── Source extract ──

BEEP!! I here the buzzers go, and then 19 horses racing full speed.
The rush… the adrenalin!! 
I can feel the powerful hooves thumping onto the ground, 1 2 3 4, 1 2 3 4, and the strides repeat themselves over and over.
I’m close to the front now and the adrenalin rushes throughout me
We can both feel it… horse and rider… going at full speed!!
I’m closer and closer to leads position, and now I’m wedged right in between two other horses…
One horse turns in… towards me… I loose my stirrup and I can feel myself slipping… soon to be pounded with dozens of hooves… I close my eyes and prepare for the impact of the fall. I then hear the words in my head… _be strong, be confident…_ The words give me a new rush and I know that I need to get back onto the saddle and win this race! I swing back into the saddle and try to regain my stirrup while racing at full speed. I get back into position and thank God for saving me for the fate that was so close only seconds ago.
The line is 50m now and we’re in forth. 
My beautiful steed knows that this is his chance… he has to show his full power… and with that he bursts forward, foam is coming off his shoulders and I know he is determined to reach his goal before any other horse.
We past one horse, and another… it’s now neck and neck between us and the other rider… 15m now… 10m… 5m… Another burst of energy and we’re past the line!! It’s to close to call… a photo finish!! I look up on the board to see our placing, I cross all my fingers and toes, and I know that my amazing horse would be crossing his too if he had them… It takes a while for the second and first placings to be put up and I think to myself it really must have been a close call.
And they’re up… first place… IT’S ME!! I scream with joy and my horse gives a victory neigh, news reporters come all around us to take photos and ask questions. A beautifully dressed lady comes up to us and puts a blanket of roses on my steeds back. And gives me a trophy… and then we trot off to get ready for the winners circle.


----------



## Heatherloveslottie (Apr 12, 2010)

What is a horse?

A horse is 500 pounds of pure energy, enthusiasm and life.
A horse is those hoofbeats pounding on the ground, flared nostrils, raised heads and a streaming mane. 
A horse is majestic, intelligent and inquisitive.
A horse is both bold and meek.
A horse can be swishing its tail idly in the breeze, delicately nibbling grass, and still be radiating grace and power.
A horse is a protector, a leader, a follower, a teacher and a friend.


----------



## Marlea Warlea (Apr 27, 2010)

ohhhh i lke it


----------



## PintoTess (Aug 18, 2010)

*The beauty and grace of a horse*
A piece of light
A sweet smelling flower
A happy place 
A breeze of wind
A fantasy land
A friend
A joy
It must be....
*The horse*


----------



## RedTree (Jan 20, 2010)

*The horse*
Is girls best friend,
My horse is my best friend,
A horse is always there,
My horse is always there,
Whether it be to cry on,
To tell my deepest secrets,
or just someone to talk to,
He is always there,
He takes me places no one else can,
I can fly when I'm with my horse,
A horse is a girls best friend,
My horse is my best friend.

───
── Listed records ──

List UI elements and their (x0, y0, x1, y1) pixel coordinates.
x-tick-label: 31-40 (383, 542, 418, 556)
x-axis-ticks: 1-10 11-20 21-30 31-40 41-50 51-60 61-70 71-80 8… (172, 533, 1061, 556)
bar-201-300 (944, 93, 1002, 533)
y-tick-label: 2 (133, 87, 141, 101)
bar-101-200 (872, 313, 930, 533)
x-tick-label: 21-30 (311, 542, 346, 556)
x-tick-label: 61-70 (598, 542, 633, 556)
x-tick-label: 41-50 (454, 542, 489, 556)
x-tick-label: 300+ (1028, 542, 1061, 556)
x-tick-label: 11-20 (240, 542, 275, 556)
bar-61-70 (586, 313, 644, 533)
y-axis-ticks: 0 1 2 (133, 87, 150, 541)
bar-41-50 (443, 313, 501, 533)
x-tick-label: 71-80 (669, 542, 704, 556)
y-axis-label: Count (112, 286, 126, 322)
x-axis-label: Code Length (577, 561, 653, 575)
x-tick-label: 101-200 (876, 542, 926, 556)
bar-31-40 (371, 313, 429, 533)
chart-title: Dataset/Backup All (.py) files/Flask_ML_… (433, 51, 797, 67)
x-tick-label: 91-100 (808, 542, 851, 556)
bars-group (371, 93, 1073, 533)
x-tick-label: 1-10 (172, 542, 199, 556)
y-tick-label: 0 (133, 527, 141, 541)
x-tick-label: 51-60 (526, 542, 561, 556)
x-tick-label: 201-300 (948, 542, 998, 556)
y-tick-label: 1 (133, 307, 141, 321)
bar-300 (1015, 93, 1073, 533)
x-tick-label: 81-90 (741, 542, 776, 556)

───

__Required work__
1. Summarize the horse forum thread in two sentences.
2. Quote the horse forum thread between "I’m close to" and "we’re in forth.", inclusive.

__Results by task__
1. The thread opens with a first-person account of a horse race in which the rider loses a stirrup and nearly falls, then regains the saddle and wins a photo finish, after which the horse is given a blanket of roses and the rider a trophy. Later posts describe a horse as energy, grace, a protector and a friend, and include short poems calling the horse a joy and a girl's best friend.

2.
I’m close to the front now and the adrenalin rushes throughout me
We can both feel it… horse and rider… going at full speed!!
I’m closer and closer to leads position, and now I’m wedged right in between two other horses…
One horse turns in… towards me… I loose my stirrup and I can feel myself slipping… soon to be pounded with dozens of hooves… I close my eyes and prepare for the impact of the fall. I then hear the words in my head… _be strong, be confident…_ The words give me a new rush and I know that I need to get back onto the saddle and win this race! I swing back into the saddle and try to regain my stirrup while racing at full speed. I get back into position and thank God for saving me for the fate that was so close only seconds ago.
The line is 50m now and we’re in forth.